| BRIEF |
Check each line of the listing below for the string "comprend", and copy the ones that have it.

| DATA FOR PROCESSING |

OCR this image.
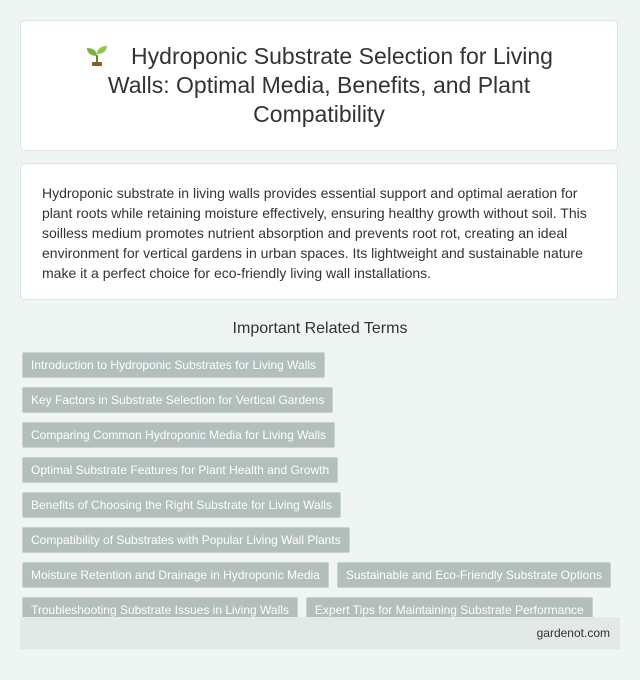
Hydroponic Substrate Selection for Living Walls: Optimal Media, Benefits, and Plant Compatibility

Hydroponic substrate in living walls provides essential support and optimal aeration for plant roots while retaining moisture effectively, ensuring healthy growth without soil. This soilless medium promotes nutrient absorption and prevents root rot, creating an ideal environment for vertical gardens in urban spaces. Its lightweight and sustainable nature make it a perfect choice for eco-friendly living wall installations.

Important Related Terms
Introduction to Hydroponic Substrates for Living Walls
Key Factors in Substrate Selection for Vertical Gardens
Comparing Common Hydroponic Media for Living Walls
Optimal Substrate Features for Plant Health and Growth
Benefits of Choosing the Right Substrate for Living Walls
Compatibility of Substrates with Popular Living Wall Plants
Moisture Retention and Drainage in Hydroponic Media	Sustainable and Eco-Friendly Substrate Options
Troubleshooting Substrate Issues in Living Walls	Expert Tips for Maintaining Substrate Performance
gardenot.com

==

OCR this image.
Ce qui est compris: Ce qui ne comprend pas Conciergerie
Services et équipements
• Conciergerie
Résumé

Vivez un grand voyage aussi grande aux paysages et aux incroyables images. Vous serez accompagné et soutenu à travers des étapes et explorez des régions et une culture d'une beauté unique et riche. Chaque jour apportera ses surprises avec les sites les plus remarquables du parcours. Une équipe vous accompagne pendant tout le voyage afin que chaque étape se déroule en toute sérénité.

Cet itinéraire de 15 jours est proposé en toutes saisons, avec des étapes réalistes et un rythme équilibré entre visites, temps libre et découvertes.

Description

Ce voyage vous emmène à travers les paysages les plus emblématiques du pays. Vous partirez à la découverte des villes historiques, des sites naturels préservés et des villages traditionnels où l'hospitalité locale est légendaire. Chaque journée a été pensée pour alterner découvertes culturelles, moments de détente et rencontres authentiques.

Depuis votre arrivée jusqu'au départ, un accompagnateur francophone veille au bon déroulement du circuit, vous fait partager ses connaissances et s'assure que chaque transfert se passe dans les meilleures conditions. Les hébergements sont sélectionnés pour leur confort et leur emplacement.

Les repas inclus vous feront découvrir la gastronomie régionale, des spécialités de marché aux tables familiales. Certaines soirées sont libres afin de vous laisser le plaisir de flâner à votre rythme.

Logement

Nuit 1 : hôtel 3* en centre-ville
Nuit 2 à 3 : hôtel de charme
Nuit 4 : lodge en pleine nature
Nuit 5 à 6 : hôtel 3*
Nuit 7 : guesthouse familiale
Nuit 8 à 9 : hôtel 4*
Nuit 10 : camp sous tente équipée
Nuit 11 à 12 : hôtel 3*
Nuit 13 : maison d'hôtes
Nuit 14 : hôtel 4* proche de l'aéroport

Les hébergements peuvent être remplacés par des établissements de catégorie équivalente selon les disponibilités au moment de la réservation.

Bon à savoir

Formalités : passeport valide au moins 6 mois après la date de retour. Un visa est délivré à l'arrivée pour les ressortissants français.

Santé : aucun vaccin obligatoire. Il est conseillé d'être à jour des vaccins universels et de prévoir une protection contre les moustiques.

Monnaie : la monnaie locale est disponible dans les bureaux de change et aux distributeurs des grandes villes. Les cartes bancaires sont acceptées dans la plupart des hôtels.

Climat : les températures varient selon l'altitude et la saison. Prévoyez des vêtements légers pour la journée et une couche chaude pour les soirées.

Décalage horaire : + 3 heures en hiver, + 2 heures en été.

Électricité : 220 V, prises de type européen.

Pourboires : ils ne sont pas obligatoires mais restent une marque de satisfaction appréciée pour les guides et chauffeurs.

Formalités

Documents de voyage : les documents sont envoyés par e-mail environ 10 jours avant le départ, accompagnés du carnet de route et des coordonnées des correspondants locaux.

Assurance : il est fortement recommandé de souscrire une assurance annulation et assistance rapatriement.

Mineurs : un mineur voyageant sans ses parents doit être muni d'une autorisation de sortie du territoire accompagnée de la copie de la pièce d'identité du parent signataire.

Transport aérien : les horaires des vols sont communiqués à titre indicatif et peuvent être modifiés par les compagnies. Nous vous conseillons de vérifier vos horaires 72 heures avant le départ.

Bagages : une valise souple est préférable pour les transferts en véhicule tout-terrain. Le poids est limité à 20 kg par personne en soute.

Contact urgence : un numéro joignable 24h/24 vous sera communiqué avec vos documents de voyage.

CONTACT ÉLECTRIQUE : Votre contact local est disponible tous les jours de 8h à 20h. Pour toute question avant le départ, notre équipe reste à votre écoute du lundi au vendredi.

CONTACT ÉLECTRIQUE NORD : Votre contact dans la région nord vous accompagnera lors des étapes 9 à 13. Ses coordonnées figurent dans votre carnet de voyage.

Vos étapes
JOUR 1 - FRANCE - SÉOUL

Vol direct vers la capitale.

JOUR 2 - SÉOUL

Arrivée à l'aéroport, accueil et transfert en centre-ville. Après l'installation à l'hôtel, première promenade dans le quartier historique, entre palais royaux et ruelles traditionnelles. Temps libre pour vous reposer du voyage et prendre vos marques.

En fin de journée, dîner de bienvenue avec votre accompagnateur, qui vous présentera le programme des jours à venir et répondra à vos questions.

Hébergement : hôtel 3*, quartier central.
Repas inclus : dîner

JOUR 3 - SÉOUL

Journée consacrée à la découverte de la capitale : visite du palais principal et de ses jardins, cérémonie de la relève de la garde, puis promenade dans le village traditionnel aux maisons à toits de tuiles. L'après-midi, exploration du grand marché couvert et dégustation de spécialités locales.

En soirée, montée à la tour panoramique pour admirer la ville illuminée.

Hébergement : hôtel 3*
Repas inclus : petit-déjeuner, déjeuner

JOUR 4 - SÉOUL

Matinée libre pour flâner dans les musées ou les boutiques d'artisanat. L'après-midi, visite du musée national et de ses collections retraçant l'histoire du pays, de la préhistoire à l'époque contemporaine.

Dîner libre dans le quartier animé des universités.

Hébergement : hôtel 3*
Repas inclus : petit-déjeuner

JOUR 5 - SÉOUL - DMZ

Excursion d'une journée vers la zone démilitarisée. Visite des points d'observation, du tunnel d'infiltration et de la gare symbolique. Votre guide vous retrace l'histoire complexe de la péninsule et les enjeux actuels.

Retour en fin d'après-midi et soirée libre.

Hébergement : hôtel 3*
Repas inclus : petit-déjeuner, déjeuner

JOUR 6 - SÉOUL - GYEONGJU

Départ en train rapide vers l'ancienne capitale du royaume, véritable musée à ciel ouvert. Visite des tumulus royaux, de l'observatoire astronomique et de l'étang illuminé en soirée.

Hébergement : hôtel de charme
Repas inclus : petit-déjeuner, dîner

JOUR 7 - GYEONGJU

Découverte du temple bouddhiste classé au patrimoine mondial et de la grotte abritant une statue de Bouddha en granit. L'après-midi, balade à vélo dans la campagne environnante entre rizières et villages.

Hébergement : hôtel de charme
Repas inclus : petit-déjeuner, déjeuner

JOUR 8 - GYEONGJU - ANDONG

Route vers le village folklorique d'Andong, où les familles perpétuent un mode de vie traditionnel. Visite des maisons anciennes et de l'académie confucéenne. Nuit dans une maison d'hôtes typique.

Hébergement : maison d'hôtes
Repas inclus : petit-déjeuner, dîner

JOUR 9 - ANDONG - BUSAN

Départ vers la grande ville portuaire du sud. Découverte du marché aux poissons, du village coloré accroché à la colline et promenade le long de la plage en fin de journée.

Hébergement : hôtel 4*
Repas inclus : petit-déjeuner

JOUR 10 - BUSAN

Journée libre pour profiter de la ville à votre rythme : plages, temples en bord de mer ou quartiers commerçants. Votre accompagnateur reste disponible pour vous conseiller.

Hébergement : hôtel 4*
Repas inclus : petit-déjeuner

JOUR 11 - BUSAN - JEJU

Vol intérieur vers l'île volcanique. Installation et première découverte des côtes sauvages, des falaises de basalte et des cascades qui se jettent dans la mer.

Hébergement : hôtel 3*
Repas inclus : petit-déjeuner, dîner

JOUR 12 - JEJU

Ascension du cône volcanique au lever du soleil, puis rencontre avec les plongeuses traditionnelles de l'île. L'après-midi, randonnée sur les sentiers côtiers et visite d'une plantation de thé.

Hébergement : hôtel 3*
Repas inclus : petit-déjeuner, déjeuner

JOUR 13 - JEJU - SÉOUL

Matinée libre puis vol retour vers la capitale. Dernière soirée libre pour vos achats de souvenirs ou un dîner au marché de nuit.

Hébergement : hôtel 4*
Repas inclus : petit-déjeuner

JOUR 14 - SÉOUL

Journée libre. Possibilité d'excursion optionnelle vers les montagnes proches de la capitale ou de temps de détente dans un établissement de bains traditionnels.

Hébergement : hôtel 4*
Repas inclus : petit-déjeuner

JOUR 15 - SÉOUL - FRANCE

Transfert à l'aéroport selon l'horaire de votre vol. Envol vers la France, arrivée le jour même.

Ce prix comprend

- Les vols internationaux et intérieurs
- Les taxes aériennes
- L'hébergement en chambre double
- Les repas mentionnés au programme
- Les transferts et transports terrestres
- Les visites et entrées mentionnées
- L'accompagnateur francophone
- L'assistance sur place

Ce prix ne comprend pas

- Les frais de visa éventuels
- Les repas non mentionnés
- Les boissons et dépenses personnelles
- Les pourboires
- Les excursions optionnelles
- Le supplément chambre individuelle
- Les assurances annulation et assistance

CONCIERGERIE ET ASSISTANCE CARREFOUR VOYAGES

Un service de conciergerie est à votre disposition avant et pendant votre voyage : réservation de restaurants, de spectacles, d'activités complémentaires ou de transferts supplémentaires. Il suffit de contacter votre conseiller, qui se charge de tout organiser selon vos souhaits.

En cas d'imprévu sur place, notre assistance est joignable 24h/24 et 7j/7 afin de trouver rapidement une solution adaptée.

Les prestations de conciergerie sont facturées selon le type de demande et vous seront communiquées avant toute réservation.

| OUTPUT |
Ce qui est compris: Ce qui ne comprend pas Conciergerie
Ce prix comprend
Ce prix ne comprend pas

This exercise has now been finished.